Objective: Word for word, transcribe the lines below and drop the pictures.

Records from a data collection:
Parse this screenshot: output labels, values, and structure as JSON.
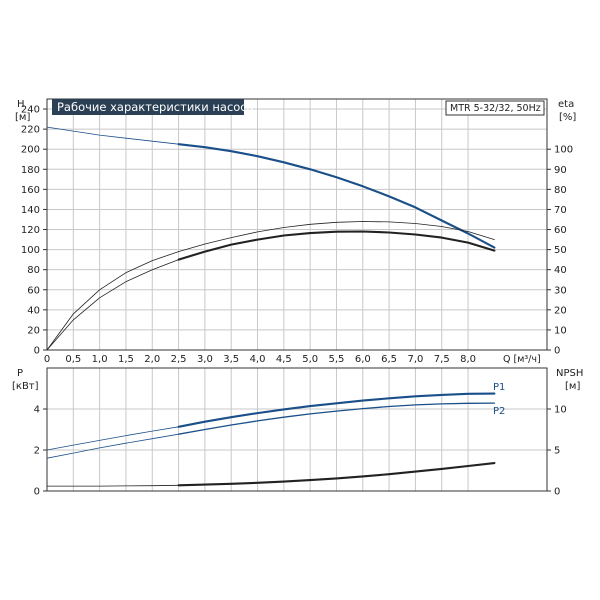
{
  "chart_data": [
    {
      "id": "upper",
      "type": "line",
      "title": "Рабочие характеристики насоса",
      "model_label": "MTR 5-32/32, 50Hz",
      "left_axis": {
        "label": "H",
        "unit": "[м]",
        "range": [
          0,
          250
        ],
        "ticks": [
          0,
          20,
          40,
          60,
          80,
          100,
          120,
          140,
          160,
          180,
          200,
          220,
          240
        ]
      },
      "right_axis": {
        "label": "eta",
        "unit": "[%]",
        "range": [
          0,
          125
        ],
        "ticks": [
          0,
          10,
          20,
          30,
          40,
          50,
          60,
          70,
          80,
          90,
          100
        ]
      },
      "x_axis": {
        "label": "Q [м³/ч]",
        "range": [
          0,
          9.5
        ],
        "ticks": [
          0,
          0.5,
          1.0,
          1.5,
          2.0,
          2.5,
          3.0,
          3.5,
          4.0,
          4.5,
          5.0,
          5.5,
          6.0,
          6.5,
          7.0,
          7.5,
          8.0
        ],
        "tick_labels": [
          "0",
          "0,5",
          "1,0",
          "1,5",
          "2,0",
          "2,5",
          "3,0",
          "3,5",
          "4,0",
          "4,5",
          "5,0",
          "5,5",
          "6,0",
          "6,5",
          "7,0",
          "7,5",
          "8,0"
        ]
      },
      "grid": true,
      "series": [
        {
          "axis": "left",
          "color": "#1a4f8a",
          "style": "thin",
          "x": [
            0,
            0.5,
            1.0,
            1.5,
            2.0,
            2.5
          ],
          "y": [
            222,
            218,
            214,
            211,
            208,
            205
          ]
        },
        {
          "axis": "left",
          "color": "#1a4f8a",
          "style": "thick",
          "x": [
            2.5,
            3.0,
            3.5,
            4.0,
            4.5,
            5.0,
            5.5,
            6.0,
            6.5,
            7.0,
            7.5,
            8.0,
            8.5
          ],
          "y": [
            205,
            202,
            198,
            193,
            187,
            180,
            172,
            163,
            153,
            142,
            129,
            116,
            102
          ]
        },
        {
          "axis": "right",
          "color": "#222222",
          "style": "thin",
          "x": [
            0,
            0.5,
            1.0,
            1.5,
            2.0,
            2.5
          ],
          "y": [
            0,
            15,
            26,
            34,
            40,
            45
          ]
        },
        {
          "axis": "right",
          "color": "#222222",
          "style": "thick",
          "x": [
            2.5,
            3.0,
            3.5,
            4.0,
            4.5,
            5.0,
            5.5,
            6.0,
            6.5,
            7.0,
            7.5,
            8.0,
            8.5
          ],
          "y": [
            45,
            49,
            52.5,
            55,
            57,
            58.2,
            58.9,
            59,
            58.5,
            57.5,
            56,
            53.5,
            49.5
          ]
        },
        {
          "axis": "right",
          "color": "#222222",
          "style": "thin",
          "x": [
            0,
            0.5,
            1.0,
            1.5,
            2.0,
            2.5,
            3.0,
            3.5,
            4.0,
            4.5,
            5.0,
            5.5,
            6.0,
            6.5,
            7.0,
            7.5,
            8.0,
            8.5
          ],
          "y": [
            0,
            18,
            30,
            38.5,
            44.5,
            49,
            52.8,
            56,
            58.8,
            61,
            62.6,
            63.6,
            64,
            63.8,
            63,
            61.5,
            59,
            55
          ]
        }
      ]
    },
    {
      "id": "lower",
      "type": "line",
      "left_axis": {
        "label": "P",
        "unit": "[кВт]",
        "range": [
          0,
          6
        ],
        "ticks": [
          0,
          2,
          4
        ]
      },
      "right_axis": {
        "label": "NPSH",
        "unit": "[м]",
        "range": [
          0,
          15
        ],
        "ticks": [
          0,
          5,
          10
        ]
      },
      "x_axis": {
        "range": [
          0,
          9.5
        ],
        "ticks": [
          0,
          0.5,
          1.0,
          1.5,
          2.0,
          2.5,
          3.0,
          3.5,
          4.0,
          4.5,
          5.0,
          5.5,
          6.0,
          6.5,
          7.0,
          7.5,
          8.0
        ]
      },
      "grid": true,
      "series": [
        {
          "axis": "left",
          "color": "#1a4f8a",
          "style": "thin",
          "x": [
            0,
            0.5,
            1.0,
            1.5,
            2.0,
            2.5
          ],
          "y": [
            2.0,
            2.24,
            2.47,
            2.7,
            2.92,
            3.13
          ]
        },
        {
          "name": "P1",
          "axis": "left",
          "color": "#1a4f8a",
          "style": "thick",
          "x": [
            2.5,
            3.0,
            3.5,
            4.0,
            4.5,
            5.0,
            5.5,
            6.0,
            6.5,
            7.0,
            7.5,
            8.0,
            8.5
          ],
          "y": [
            3.13,
            3.38,
            3.6,
            3.8,
            3.98,
            4.14,
            4.28,
            4.41,
            4.52,
            4.62,
            4.69,
            4.74,
            4.75
          ]
        },
        {
          "axis": "left",
          "color": "#1a4f8a",
          "style": "thin",
          "x": [
            0,
            0.5,
            1.0,
            1.5,
            2.0,
            2.5
          ],
          "y": [
            1.6,
            1.85,
            2.1,
            2.33,
            2.55,
            2.77
          ]
        },
        {
          "name": "P2",
          "axis": "left",
          "color": "#1a4f8a",
          "style": "medium",
          "x": [
            2.5,
            3.0,
            3.5,
            4.0,
            4.5,
            5.0,
            5.5,
            6.0,
            6.5,
            7.0,
            7.5,
            8.0,
            8.5
          ],
          "y": [
            2.77,
            3.0,
            3.22,
            3.42,
            3.6,
            3.76,
            3.9,
            4.02,
            4.12,
            4.2,
            4.25,
            4.28,
            4.29
          ]
        },
        {
          "axis": "right",
          "color": "#222222",
          "style": "thin",
          "x": [
            0,
            0.5,
            1.0,
            1.5,
            2.0,
            2.5
          ],
          "y": [
            0.6,
            0.6,
            0.6,
            0.62,
            0.65,
            0.7
          ]
        },
        {
          "axis": "right",
          "color": "#222222",
          "style": "thick",
          "x": [
            2.5,
            3.0,
            3.5,
            4.0,
            4.5,
            5.0,
            5.5,
            6.0,
            6.5,
            7.0,
            7.5,
            8.0,
            8.5
          ],
          "y": [
            0.7,
            0.78,
            0.88,
            1.0,
            1.15,
            1.33,
            1.54,
            1.78,
            2.05,
            2.36,
            2.7,
            3.05,
            3.4
          ]
        }
      ]
    }
  ]
}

Answer to the problem:
Parse this screenshot: output labels, values, and structure as JSON.
{
  "chart_data": [
    {
      "id": "upper",
      "type": "line",
      "title": "Рабочие характеристики насоса",
      "model_label": "MTR 5-32/32, 50Hz",
      "left_axis": {
        "label": "H",
        "unit": "[м]",
        "range": [
          0,
          250
        ],
        "ticks": [
          0,
          20,
          40,
          60,
          80,
          100,
          120,
          140,
          160,
          180,
          200,
          220,
          240
        ]
      },
      "right_axis": {
        "label": "eta",
        "unit": "[%]",
        "range": [
          0,
          125
        ],
        "ticks": [
          0,
          10,
          20,
          30,
          40,
          50,
          60,
          70,
          80,
          90,
          100
        ]
      },
      "x_axis": {
        "label": "Q [м³/ч]",
        "range": [
          0,
          9.5
        ],
        "ticks": [
          0,
          0.5,
          1.0,
          1.5,
          2.0,
          2.5,
          3.0,
          3.5,
          4.0,
          4.5,
          5.0,
          5.5,
          6.0,
          6.5,
          7.0,
          7.5,
          8.0
        ],
        "tick_labels": [
          "0",
          "0,5",
          "1,0",
          "1,5",
          "2,0",
          "2,5",
          "3,0",
          "3,5",
          "4,0",
          "4,5",
          "5,0",
          "5,5",
          "6,0",
          "6,5",
          "7,0",
          "7,5",
          "8,0"
        ]
      },
      "grid": true,
      "series": [
        {
          "axis": "left",
          "color": "#1a4f8a",
          "style": "thin",
          "x": [
            0,
            0.5,
            1.0,
            1.5,
            2.0,
            2.5
          ],
          "y": [
            222,
            218,
            214,
            211,
            208,
            205
          ]
        },
        {
          "axis": "left",
          "color": "#1a4f8a",
          "style": "thick",
          "x": [
            2.5,
            3.0,
            3.5,
            4.0,
            4.5,
            5.0,
            5.5,
            6.0,
            6.5,
            7.0,
            7.5,
            8.0,
            8.5
          ],
          "y": [
            205,
            202,
            198,
            193,
            187,
            180,
            172,
            163,
            153,
            142,
            129,
            116,
            102
          ]
        },
        {
          "axis": "right",
          "color": "#222222",
          "style": "thin",
          "x": [
            0,
            0.5,
            1.0,
            1.5,
            2.0,
            2.5
          ],
          "y": [
            0,
            15,
            26,
            34,
            40,
            45
          ]
        },
        {
          "axis": "right",
          "color": "#222222",
          "style": "thick",
          "x": [
            2.5,
            3.0,
            3.5,
            4.0,
            4.5,
            5.0,
            5.5,
            6.0,
            6.5,
            7.0,
            7.5,
            8.0,
            8.5
          ],
          "y": [
            45,
            49,
            52.5,
            55,
            57,
            58.2,
            58.9,
            59,
            58.5,
            57.5,
            56,
            53.5,
            49.5
          ]
        },
        {
          "axis": "right",
          "color": "#222222",
          "style": "thin",
          "x": [
            0,
            0.5,
            1.0,
            1.5,
            2.0,
            2.5,
            3.0,
            3.5,
            4.0,
            4.5,
            5.0,
            5.5,
            6.0,
            6.5,
            7.0,
            7.5,
            8.0,
            8.5
          ],
          "y": [
            0,
            18,
            30,
            38.5,
            44.5,
            49,
            52.8,
            56,
            58.8,
            61,
            62.6,
            63.6,
            64,
            63.8,
            63,
            61.5,
            59,
            55
          ]
        }
      ]
    },
    {
      "id": "lower",
      "type": "line",
      "left_axis": {
        "label": "P",
        "unit": "[кВт]",
        "range": [
          0,
          6
        ],
        "ticks": [
          0,
          2,
          4
        ]
      },
      "right_axis": {
        "label": "NPSH",
        "unit": "[м]",
        "range": [
          0,
          15
        ],
        "ticks": [
          0,
          5,
          10
        ]
      },
      "x_axis": {
        "range": [
          0,
          9.5
        ],
        "ticks": [
          0,
          0.5,
          1.0,
          1.5,
          2.0,
          2.5,
          3.0,
          3.5,
          4.0,
          4.5,
          5.0,
          5.5,
          6.0,
          6.5,
          7.0,
          7.5,
          8.0
        ]
      },
      "grid": true,
      "series": [
        {
          "axis": "left",
          "color": "#1a4f8a",
          "style": "thin",
          "x": [
            0,
            0.5,
            1.0,
            1.5,
            2.0,
            2.5
          ],
          "y": [
            2.0,
            2.24,
            2.47,
            2.7,
            2.92,
            3.13
          ]
        },
        {
          "name": "P1",
          "axis": "left",
          "color": "#1a4f8a",
          "style": "thick",
          "x": [
            2.5,
            3.0,
            3.5,
            4.0,
            4.5,
            5.0,
            5.5,
            6.0,
            6.5,
            7.0,
            7.5,
            8.0,
            8.5
          ],
          "y": [
            3.13,
            3.38,
            3.6,
            3.8,
            3.98,
            4.14,
            4.28,
            4.41,
            4.52,
            4.62,
            4.69,
            4.74,
            4.75
          ]
        },
        {
          "axis": "left",
          "color": "#1a4f8a",
          "style": "thin",
          "x": [
            0,
            0.5,
            1.0,
            1.5,
            2.0,
            2.5
          ],
          "y": [
            1.6,
            1.85,
            2.1,
            2.33,
            2.55,
            2.77
          ]
        },
        {
          "name": "P2",
          "axis": "left",
          "color": "#1a4f8a",
          "style": "medium",
          "x": [
            2.5,
            3.0,
            3.5,
            4.0,
            4.5,
            5.0,
            5.5,
            6.0,
            6.5,
            7.0,
            7.5,
            8.0,
            8.5
          ],
          "y": [
            2.77,
            3.0,
            3.22,
            3.42,
            3.6,
            3.76,
            3.9,
            4.02,
            4.12,
            4.2,
            4.25,
            4.28,
            4.29
          ]
        },
        {
          "axis": "right",
          "color": "#222222",
          "style": "thin",
          "x": [
            0,
            0.5,
            1.0,
            1.5,
            2.0,
            2.5
          ],
          "y": [
            0.6,
            0.6,
            0.6,
            0.62,
            0.65,
            0.7
          ]
        },
        {
          "axis": "right",
          "color": "#222222",
          "style": "thick",
          "x": [
            2.5,
            3.0,
            3.5,
            4.0,
            4.5,
            5.0,
            5.5,
            6.0,
            6.5,
            7.0,
            7.5,
            8.0,
            8.5
          ],
          "y": [
            0.7,
            0.78,
            0.88,
            1.0,
            1.15,
            1.33,
            1.54,
            1.78,
            2.05,
            2.36,
            2.7,
            3.05,
            3.4
          ]
        }
      ]
    }
  ]
}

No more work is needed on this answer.